● Provided material
## START

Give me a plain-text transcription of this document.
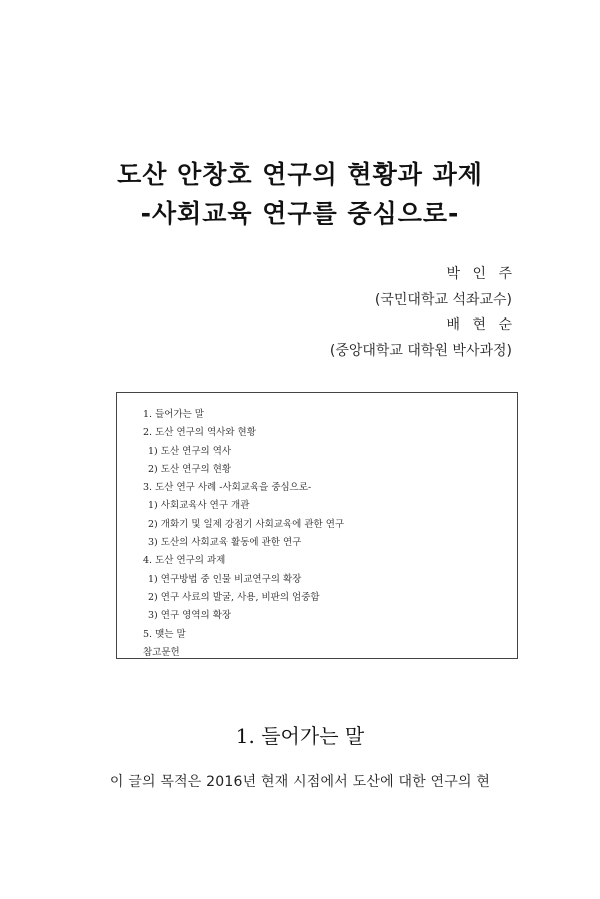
도산 안창호 연구의 현황과 과제
-사회교육 연구를 중심으로-
박 인 주
(국민대학교 석좌교수)
배 현 순
(중앙대학교 대학원 박사과정)
1. 들어가는 말
2. 도산 연구의 역사와 현황
1) 도산 연구의 역사
2) 도산 연구의 현황
3. 도산 연구 사례 -사회교육을 중심으로-
1) 사회교육사 연구 개관
2) 개화기 및 일제 강점기 사회교육에 관한 연구
3) 도산의 사회교육 활동에 관한 연구
4. 도산 연구의 과제
1) 연구방법 중 인물 비교연구의 확장
2) 연구 사료의 발굴, 사용, 비판의 엄중함
3) 연구 영역의 확장
5. 맺는 말
참고문헌
1. 들어가는 말
이 글의 목적은 2016년 현재 시점에서 도산에 대한 연구의 현
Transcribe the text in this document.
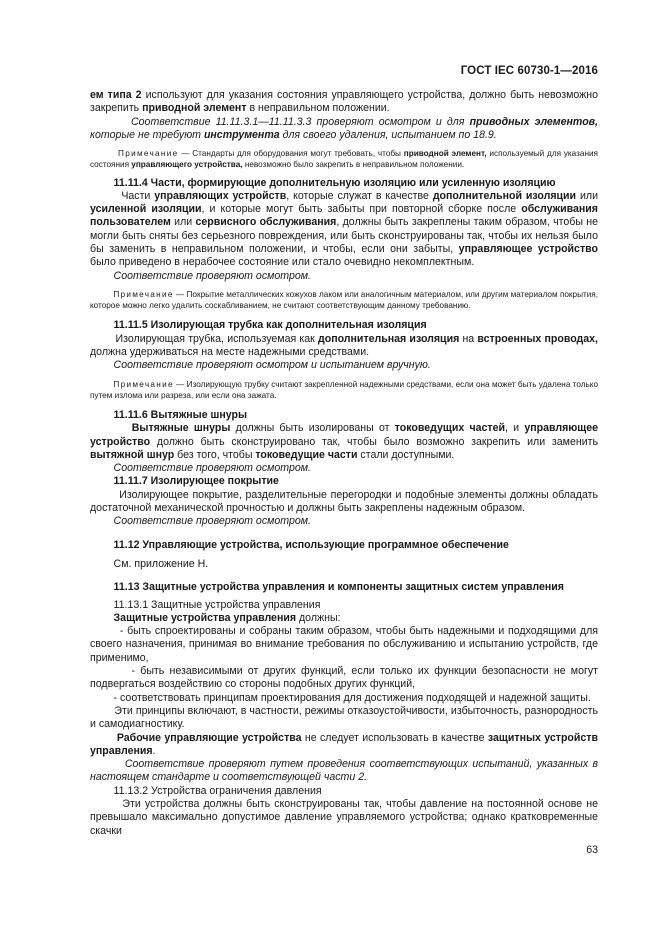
ГОСТ IEC 60730-1—2016

ем типа 2 используют для указания состояния управляющего устройства, должно быть невозможно закрепить приводной элемент в неправильном положении.

Соответствие 11.11.3.1—11.11.3.3 проверяют осмотром и для приводных элементов, которые не требуют инструмента для своего удаления, испытанием по 18.9.

Примечание — Стандарты для оборудования могут требовать, чтобы приводной элемент, используемый для указания состояния управляющего устройства, невозможно было закрепить в неправильном положении.

11.11.4 Части, формирующие дополнительную изоляцию или усиленную изоляцию

Части управляющих устройств, которые служат в качестве дополнительной изоляции или усиленной изоляции, и которые могут быть забыты при повторной сборке после обслуживания пользователем или сервисного обслуживания, должны быть закреплены таким образом, чтобы не могли быть сняты без серьезного повреждения, или быть сконструированы так, чтобы их нельзя было бы заменить в неправильном положении, и чтобы, если они забыты, управляющее устройство было приведено в нерабочее состояние или стало очевидно некомплектным.

Соответствие проверяют осмотром.

Примечание — Покрытие металлических кожухов лаком или аналогичным материалом, или другим материалом покрытия, которое можно легко удалить соскабливанием, не считают соответствующим данному требованию.

11.11.5 Изолирующая трубка как дополнительная изоляция

Изолирующая трубка, используемая как дополнительная изоляция на встроенных проводах, должна удерживаться на месте надежными средствами.

Соответствие проверяют осмотром и испытанием вручную.

Примечание — Изолирующую трубку считают закрепленной надежными средствами, если она может быть удалена только путем излома или разреза, или если она зажата.

11.11.6 Вытяжные шнуры

Вытяжные шнуры должны быть изолированы от токоведущих частей, и управляющее устройство должно быть сконструировано так, чтобы было возможно закрепить или заменить вытяжной шнур без того, чтобы токоведущие части стали доступными.

Соответствие проверяют осмотром.

11.11.7 Изолирующее покрытие

Изолирующее покрытие, разделительные перегородки и подобные элементы должны обладать достаточной механической прочностью и должны быть закреплены надежным образом.

Соответствие проверяют осмотром.

11.12 Управляющие устройства, использующие программное обеспечение

См. приложение Н.

11.13 Защитные устройства управления и компоненты защитных систем управления

11.13.1 Защитные устройства управления

Защитные устройства управления должны:

- быть спроектированы и собраны таким образом, чтобы быть надежными и подходящими для своего назначения, принимая во внимание требования по обслуживанию и испытанию устройств, где применимо,

- быть независимыми от других функций, если только их функции безопасности не могут подвергаться воздействию со стороны подобных других функций,

- соответствовать принципам проектирования для достижения подходящей и надежной защиты.

Эти принципы включают, в частности, режимы отказоустойчивости, избыточность, разнородность и самодиагностику.

Рабочие управляющие устройства не следует использовать в качестве защитных устройств управления.

Соответствие проверяют путем проведения соответствующих испытаний, указанных в настоящем стандарте и соответствующей части 2.

11.13.2 Устройства ограничения давления

Эти устройства должны быть сконструированы так, чтобы давление на постоянной основе не превышало максимально допустимое давление управляемого устройства; однако кратковременные скачки

63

## END

● Short exercise
Retype each record exactly as it stands, but do not include the pictures.

● Result for this task
Give me a plain-text transcription of this document.
도산 안창호 연구의 현황과 과제
-사회교육 연구를 중심으로-
박 인 주
(국민대학교 석좌교수)
배 현 순
(중앙대학교 대학원 박사과정)
1. 들어가는 말
2. 도산 연구의 역사와 현황
1) 도산 연구의 역사
2) 도산 연구의 현황
3. 도산 연구 사례 -사회교육을 중심으로-
1) 사회교육사 연구 개관
2) 개화기 및 일제 강점기 사회교육에 관한 연구
3) 도산의 사회교육 활동에 관한 연구
4. 도산 연구의 과제
1) 연구방법 중 인물 비교연구의 확장
2) 연구 사료의 발굴, 사용, 비판의 엄중함
3) 연구 영역의 확장
5. 맺는 말
참고문헌
1. 들어가는 말
이 글의 목적은 2016년 현재 시점에서 도산에 대한 연구의 현
Transcribe the text in this document.
ГОСТ IEC 60730-1—2016

ем типа 2 используют для указания состояния управляющего устройства, должно быть невозможно закрепить приводной элемент в неправильном положении.

Соответствие 11.11.3.1—11.11.3.3 проверяют осмотром и для приводных элементов, которые не требуют инструмента для своего удаления, испытанием по 18.9.

Примечание — Стандарты для оборудования могут требовать, чтобы приводной элемент, используемый для указания состояния управляющего устройства, невозможно было закрепить в неправильном положении.

11.11.4 Части, формирующие дополнительную изоляцию или усиленную изоляцию

Части управляющих устройств, которые служат в качестве дополнительной изоляции или усиленной изоляции, и которые могут быть забыты при повторной сборке после обслуживания пользователем или сервисного обслуживания, должны быть закреплены таким образом, чтобы не могли быть сняты без серьезного повреждения, или быть сконструированы так, чтобы их нельзя было бы заменить в неправильном положении, и чтобы, если они забыты, управляющее устройство было приведено в нерабочее состояние или стало очевидно некомплектным.

Соответствие проверяют осмотром.

Примечание — Покрытие металлических кожухов лаком или аналогичным материалом, или другим материалом покрытия, которое можно легко удалить соскабливанием, не считают соответствующим данному требованию.

11.11.5 Изолирующая трубка как дополнительная изоляция

Изолирующая трубка, используемая как дополнительная изоляция на встроенных проводах, должна удерживаться на месте надежными средствами.

Соответствие проверяют осмотром и испытанием вручную.

Примечание — Изолирующую трубку считают закрепленной надежными средствами, если она может быть удалена только путем излома или разреза, или если она зажата.

11.11.6 Вытяжные шнуры

Вытяжные шнуры должны быть изолированы от токоведущих частей, и управляющее устройство должно быть сконструировано так, чтобы было возможно закрепить или заменить вытяжной шнур без того, чтобы токоведущие части стали доступными.

Соответствие проверяют осмотром.

11.11.7 Изолирующее покрытие

Изолирующее покрытие, разделительные перегородки и подобные элементы должны обладать достаточной механической прочностью и должны быть закреплены надежным образом.

Соответствие проверяют осмотром.

11.12 Управляющие устройства, использующие программное обеспечение

См. приложение Н.

11.13 Защитные устройства управления и компоненты защитных систем управления

11.13.1 Защитные устройства управления

Защитные устройства управления должны:

- быть спроектированы и собраны таким образом, чтобы быть надежными и подходящими для своего назначения, принимая во внимание требования по обслуживанию и испытанию устройств, где применимо,

- быть независимыми от других функций, если только их функции безопасности не могут подвергаться воздействию со стороны подобных других функций,

- соответствовать принципам проектирования для достижения подходящей и надежной защиты.

Эти принципы включают, в частности, режимы отказоустойчивости, избыточность, разнородность и самодиагностику.

Рабочие управляющие устройства не следует использовать в качестве защитных устройств управления.

Соответствие проверяют путем проведения соответствующих испытаний, указанных в настоящем стандарте и соответствующей части 2.

11.13.2 Устройства ограничения давления

Эти устройства должны быть сконструированы так, чтобы давление на постоянной основе не превышало максимально допустимое давление управляемого устройства; однако кратковременные скачки

63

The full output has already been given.